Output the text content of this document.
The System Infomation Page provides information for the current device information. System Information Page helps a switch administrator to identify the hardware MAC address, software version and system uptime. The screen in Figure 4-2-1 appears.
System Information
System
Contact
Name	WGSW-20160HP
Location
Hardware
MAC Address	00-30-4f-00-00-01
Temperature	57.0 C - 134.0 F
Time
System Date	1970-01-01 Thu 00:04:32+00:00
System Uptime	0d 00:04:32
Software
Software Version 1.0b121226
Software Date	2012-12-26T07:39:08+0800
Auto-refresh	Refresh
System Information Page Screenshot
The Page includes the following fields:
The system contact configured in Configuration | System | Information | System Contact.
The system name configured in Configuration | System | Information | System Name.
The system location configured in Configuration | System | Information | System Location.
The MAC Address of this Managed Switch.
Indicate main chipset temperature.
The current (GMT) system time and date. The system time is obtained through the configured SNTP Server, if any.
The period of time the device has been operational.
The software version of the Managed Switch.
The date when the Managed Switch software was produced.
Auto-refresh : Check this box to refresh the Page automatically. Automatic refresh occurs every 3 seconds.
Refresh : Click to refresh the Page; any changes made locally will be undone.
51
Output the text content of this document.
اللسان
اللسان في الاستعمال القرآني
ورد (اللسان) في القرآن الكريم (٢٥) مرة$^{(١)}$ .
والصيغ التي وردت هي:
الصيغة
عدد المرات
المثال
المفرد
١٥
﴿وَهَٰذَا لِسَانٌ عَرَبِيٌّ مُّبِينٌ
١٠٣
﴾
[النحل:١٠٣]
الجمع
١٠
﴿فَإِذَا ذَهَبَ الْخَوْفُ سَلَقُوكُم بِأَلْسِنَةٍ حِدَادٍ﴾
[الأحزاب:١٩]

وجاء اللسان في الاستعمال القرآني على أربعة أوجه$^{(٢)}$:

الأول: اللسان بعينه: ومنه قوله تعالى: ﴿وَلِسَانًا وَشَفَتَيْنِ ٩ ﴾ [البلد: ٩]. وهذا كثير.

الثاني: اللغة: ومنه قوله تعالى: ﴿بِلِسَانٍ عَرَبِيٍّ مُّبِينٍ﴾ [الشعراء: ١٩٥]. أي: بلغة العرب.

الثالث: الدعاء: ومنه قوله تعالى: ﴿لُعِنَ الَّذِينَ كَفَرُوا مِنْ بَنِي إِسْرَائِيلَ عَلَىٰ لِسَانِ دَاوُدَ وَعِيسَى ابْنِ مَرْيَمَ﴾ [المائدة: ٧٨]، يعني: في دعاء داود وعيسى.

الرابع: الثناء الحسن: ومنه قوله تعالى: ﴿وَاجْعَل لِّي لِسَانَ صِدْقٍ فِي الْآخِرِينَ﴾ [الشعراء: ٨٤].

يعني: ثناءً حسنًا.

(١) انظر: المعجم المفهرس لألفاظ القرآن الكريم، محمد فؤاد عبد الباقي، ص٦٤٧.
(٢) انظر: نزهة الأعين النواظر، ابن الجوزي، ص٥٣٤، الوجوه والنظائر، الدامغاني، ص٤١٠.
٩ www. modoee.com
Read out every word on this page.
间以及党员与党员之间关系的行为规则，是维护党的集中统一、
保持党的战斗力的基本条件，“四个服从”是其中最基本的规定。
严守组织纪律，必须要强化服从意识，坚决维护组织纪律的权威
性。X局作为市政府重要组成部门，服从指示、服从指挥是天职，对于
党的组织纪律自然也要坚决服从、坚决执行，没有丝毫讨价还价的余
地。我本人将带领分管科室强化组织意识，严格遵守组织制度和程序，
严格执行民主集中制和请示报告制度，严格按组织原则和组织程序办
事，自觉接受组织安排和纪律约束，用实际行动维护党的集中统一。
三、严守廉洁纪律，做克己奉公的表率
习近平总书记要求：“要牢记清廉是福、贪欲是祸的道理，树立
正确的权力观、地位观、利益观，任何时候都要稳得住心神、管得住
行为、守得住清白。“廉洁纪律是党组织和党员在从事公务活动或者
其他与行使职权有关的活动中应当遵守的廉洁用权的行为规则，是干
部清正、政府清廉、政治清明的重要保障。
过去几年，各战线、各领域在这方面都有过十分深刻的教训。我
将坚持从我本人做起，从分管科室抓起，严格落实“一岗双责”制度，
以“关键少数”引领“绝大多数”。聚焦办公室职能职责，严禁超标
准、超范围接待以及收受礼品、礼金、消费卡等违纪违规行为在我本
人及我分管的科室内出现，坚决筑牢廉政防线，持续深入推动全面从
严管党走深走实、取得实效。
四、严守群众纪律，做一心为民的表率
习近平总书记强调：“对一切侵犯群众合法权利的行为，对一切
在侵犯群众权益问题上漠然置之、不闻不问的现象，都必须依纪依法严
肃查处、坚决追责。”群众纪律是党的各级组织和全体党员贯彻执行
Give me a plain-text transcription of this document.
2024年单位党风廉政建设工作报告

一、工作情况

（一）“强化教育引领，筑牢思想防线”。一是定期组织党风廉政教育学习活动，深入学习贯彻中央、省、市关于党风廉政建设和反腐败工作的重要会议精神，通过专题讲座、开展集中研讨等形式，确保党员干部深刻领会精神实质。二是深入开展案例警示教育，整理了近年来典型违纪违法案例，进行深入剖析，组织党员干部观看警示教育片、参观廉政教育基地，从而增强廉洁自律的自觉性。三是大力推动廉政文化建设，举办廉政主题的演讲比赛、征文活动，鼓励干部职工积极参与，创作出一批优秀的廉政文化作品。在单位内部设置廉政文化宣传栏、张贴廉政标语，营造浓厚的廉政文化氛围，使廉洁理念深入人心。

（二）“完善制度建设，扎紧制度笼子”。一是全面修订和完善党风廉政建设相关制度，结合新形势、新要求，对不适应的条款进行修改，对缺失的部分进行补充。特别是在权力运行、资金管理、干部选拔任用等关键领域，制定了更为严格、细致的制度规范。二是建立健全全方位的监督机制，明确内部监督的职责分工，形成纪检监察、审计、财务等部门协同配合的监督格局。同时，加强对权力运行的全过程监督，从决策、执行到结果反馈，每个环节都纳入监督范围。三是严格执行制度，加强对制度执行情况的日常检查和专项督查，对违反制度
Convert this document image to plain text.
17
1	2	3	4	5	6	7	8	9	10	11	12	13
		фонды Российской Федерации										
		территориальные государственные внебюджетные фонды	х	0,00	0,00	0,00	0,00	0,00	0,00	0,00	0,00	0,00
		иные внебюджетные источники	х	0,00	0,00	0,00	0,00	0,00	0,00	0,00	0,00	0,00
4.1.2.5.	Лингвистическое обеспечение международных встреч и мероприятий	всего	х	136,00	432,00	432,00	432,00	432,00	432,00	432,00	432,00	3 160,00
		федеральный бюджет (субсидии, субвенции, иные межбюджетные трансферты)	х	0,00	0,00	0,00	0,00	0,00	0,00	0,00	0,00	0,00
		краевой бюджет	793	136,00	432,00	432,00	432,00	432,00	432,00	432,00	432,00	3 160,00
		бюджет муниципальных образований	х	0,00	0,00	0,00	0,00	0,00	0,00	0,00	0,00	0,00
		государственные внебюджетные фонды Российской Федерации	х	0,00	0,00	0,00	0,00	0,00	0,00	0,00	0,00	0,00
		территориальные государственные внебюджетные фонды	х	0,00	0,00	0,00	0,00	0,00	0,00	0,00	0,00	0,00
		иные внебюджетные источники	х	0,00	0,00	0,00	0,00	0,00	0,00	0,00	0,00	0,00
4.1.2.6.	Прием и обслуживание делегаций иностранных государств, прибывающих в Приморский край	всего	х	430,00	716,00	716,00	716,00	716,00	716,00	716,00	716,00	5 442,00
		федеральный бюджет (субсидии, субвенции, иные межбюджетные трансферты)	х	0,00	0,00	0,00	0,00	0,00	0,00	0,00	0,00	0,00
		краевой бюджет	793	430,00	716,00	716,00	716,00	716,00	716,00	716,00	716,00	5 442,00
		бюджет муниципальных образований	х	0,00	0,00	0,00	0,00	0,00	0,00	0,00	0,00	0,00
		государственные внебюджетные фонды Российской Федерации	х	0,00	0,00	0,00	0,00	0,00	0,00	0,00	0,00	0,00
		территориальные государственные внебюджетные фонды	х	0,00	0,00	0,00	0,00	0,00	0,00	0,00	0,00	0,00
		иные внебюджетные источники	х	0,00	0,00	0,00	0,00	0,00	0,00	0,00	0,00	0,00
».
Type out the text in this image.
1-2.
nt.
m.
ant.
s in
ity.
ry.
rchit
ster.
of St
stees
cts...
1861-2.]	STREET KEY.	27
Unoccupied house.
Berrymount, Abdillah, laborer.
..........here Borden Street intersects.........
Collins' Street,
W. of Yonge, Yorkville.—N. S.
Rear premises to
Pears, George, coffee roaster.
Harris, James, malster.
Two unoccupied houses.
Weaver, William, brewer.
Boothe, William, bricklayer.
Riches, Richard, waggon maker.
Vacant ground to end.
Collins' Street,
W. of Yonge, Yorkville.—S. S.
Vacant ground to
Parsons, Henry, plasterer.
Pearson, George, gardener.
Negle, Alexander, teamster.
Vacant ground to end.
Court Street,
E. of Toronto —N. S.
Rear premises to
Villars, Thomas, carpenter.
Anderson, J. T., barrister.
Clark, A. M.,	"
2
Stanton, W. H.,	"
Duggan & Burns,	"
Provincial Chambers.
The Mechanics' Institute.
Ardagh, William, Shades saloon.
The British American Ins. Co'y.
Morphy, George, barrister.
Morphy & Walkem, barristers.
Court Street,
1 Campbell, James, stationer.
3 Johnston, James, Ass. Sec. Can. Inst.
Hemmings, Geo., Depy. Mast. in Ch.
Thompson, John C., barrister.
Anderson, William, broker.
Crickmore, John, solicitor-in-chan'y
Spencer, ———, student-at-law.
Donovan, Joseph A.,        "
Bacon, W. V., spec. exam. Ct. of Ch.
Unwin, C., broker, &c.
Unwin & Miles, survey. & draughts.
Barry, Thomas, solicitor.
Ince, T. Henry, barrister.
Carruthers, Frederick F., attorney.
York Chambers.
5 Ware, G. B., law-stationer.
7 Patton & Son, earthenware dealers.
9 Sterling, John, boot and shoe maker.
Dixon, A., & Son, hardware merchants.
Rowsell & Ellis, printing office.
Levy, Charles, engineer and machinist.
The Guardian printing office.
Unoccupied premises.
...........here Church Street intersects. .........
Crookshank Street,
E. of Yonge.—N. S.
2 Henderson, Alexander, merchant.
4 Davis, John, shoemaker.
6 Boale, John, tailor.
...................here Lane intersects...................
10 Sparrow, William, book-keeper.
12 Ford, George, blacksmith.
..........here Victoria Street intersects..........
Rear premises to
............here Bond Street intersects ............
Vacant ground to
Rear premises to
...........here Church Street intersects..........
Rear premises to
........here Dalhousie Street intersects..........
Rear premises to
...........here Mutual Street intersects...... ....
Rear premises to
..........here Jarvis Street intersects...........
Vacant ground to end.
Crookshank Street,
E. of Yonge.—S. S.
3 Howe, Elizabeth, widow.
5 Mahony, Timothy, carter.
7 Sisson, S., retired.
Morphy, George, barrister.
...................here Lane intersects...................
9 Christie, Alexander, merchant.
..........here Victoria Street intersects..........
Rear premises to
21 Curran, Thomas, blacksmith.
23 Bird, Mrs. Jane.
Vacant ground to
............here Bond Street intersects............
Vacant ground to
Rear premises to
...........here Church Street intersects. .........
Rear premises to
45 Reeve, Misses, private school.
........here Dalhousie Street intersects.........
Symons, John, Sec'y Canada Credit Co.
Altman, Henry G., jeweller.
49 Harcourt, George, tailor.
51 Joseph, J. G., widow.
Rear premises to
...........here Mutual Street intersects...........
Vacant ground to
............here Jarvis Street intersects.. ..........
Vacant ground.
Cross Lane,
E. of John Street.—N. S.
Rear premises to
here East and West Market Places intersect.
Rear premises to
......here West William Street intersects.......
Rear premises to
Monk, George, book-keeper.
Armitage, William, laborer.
- - - - -
▶ What you will do: Search the preceding listing for "ومنه" and extract every line where it is found.

▶ In response:
الأول: اللسان بعينه: ومنه قوله تعالى: ﴿وَلِسَانًا وَشَفَتَيْنِ ٩ ﴾ [البلد: ٩]. وهذا كثير.
الثاني: اللغة: ومنه قوله تعالى: ﴿بِلِسَانٍ عَرَبِيٍّ مُّبِينٍ﴾ [الشعراء: ١٩٥]. أي: بلغة العرب.
الثالث: الدعاء: ومنه قوله تعالى: ﴿لُعِنَ الَّذِينَ كَفَرُوا مِنْ بَنِي إِسْرَائِيلَ عَلَىٰ لِسَانِ دَاوُدَ وَعِيسَى ابْنِ مَرْيَمَ﴾ [المائدة: ٧٨]، يعني: في دعاء داود وعيسى.
الرابع: الثناء الحسن: ومنه قوله تعالى: ﴿وَاجْعَل لِّي لِسَانَ صِدْقٍ فِي الْآخِرِينَ﴾ [الشعراء: ٨٤].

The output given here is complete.